►
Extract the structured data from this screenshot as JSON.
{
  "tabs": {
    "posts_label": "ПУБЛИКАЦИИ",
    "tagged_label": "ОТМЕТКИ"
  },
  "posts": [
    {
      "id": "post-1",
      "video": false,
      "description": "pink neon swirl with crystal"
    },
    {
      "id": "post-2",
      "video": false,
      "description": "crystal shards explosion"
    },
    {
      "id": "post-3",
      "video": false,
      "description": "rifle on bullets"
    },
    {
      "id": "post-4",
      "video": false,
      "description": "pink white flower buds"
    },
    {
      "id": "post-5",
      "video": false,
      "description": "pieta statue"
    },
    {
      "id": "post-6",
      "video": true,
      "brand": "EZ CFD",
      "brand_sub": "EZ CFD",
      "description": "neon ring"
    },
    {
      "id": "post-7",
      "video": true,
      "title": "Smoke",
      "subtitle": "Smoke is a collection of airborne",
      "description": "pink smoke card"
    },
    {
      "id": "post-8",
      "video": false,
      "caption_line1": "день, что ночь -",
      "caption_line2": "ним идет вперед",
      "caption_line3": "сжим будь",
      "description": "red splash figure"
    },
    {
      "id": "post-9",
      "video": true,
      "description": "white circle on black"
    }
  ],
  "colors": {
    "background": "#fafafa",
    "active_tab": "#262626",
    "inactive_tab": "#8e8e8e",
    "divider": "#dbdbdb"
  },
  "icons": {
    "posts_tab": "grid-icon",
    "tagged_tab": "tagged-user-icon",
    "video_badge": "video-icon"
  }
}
◄
EXERCISE DETAILS: Copy every record exactly as presented.

RESULT FOR THIS EXERCISE:
Extract the structured data from this screenshot as JSON.
{
  "tabs": {
    "posts_label": "ПУБЛИКАЦИИ",
    "tagged_label": "ОТМЕТКИ"
  },
  "posts": [
    {
      "id": "post-1",
      "video": false,
      "description": "pink neon swirl with crystal"
    },
    {
      "id": "post-2",
      "video": false,
      "description": "crystal shards explosion"
    },
    {
      "id": "post-3",
      "video": false,
      "description": "rifle on bullets"
    },
    {
      "id": "post-4",
      "video": false,
      "description": "pink white flower buds"
    },
    {
      "id": "post-5",
      "video": false,
      "description": "pieta statue"
    },
    {
      "id": "post-6",
      "video": true,
      "brand": "EZ CFD",
      "brand_sub": "EZ CFD",
      "description": "neon ring"
    },
    {
      "id": "post-7",
      "video": true,
      "title": "Smoke",
      "subtitle": "Smoke is a collection of airborne",
      "description": "pink smoke card"
    },
    {
      "id": "post-8",
      "video": false,
      "caption_line1": "день, что ночь -",
      "caption_line2": "ним идет вперед",
      "caption_line3": "сжим будь",
      "description": "red splash figure"
    },
    {
      "id": "post-9",
      "video": true,
      "description": "white circle on black"
    }
  ],
  "colors": {
    "background": "#fafafa",
    "active_tab": "#262626",
    "inactive_tab": "#8e8e8e",
    "divider": "#dbdbdb"
  },
  "icons": {
    "posts_tab": "grid-icon",
    "tagged_tab": "tagged-user-icon",
    "video_badge": "video-icon"
  }
}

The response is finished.